YOUR GOAL.
Here are some records. Copy each one exactly.

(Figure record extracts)
-=-=-

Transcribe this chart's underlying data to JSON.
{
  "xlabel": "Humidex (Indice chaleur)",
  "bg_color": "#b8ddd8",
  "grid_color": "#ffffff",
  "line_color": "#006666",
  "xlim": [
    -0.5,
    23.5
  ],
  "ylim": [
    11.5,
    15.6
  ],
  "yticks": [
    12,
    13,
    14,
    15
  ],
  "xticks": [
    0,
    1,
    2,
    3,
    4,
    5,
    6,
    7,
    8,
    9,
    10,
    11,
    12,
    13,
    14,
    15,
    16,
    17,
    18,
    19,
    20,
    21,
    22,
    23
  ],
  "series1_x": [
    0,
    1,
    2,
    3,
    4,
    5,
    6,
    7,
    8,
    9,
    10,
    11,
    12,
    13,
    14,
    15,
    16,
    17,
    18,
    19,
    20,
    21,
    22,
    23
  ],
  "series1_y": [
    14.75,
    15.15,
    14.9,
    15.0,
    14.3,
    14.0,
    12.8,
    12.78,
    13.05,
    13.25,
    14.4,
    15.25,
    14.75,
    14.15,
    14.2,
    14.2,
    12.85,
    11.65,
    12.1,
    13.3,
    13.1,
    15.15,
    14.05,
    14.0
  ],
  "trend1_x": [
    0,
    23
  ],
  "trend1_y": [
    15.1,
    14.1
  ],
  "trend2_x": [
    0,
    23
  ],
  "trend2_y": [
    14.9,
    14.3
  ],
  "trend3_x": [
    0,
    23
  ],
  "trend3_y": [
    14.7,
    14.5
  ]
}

-=-=-

RESPONSE TO THIS EXERCISE.
Transcribe this chart's underlying data to JSON.
{
  "xlabel": "Humidex (Indice chaleur)",
  "bg_color": "#b8ddd8",
  "grid_color": "#ffffff",
  "line_color": "#006666",
  "xlim": [
    -0.5,
    23.5
  ],
  "ylim": [
    11.5,
    15.6
  ],
  "yticks": [
    12,
    13,
    14,
    15
  ],
  "xticks": [
    0,
    1,
    2,
    3,
    4,
    5,
    6,
    7,
    8,
    9,
    10,
    11,
    12,
    13,
    14,
    15,
    16,
    17,
    18,
    19,
    20,
    21,
    22,
    23
  ],
  "series1_x": [
    0,
    1,
    2,
    3,
    4,
    5,
    6,
    7,
    8,
    9,
    10,
    11,
    12,
    13,
    14,
    15,
    16,
    17,
    18,
    19,
    20,
    21,
    22,
    23
  ],
  "series1_y": [
    14.75,
    15.15,
    14.9,
    15.0,
    14.3,
    14.0,
    12.8,
    12.78,
    13.05,
    13.25,
    14.4,
    15.25,
    14.75,
    14.15,
    14.2,
    14.2,
    12.85,
    11.65,
    12.1,
    13.3,
    13.1,
    15.15,
    14.05,
    14.0
  ],
  "trend1_x": [
    0,
    23
  ],
  "trend1_y": [
    15.1,
    14.1
  ],
  "trend2_x": [
    0,
    23
  ],
  "trend2_y": [
    14.9,
    14.3
  ],
  "trend3_x": [
    0,
    23
  ],
  "trend3_y": [
    14.7,
    14.5
  ]
}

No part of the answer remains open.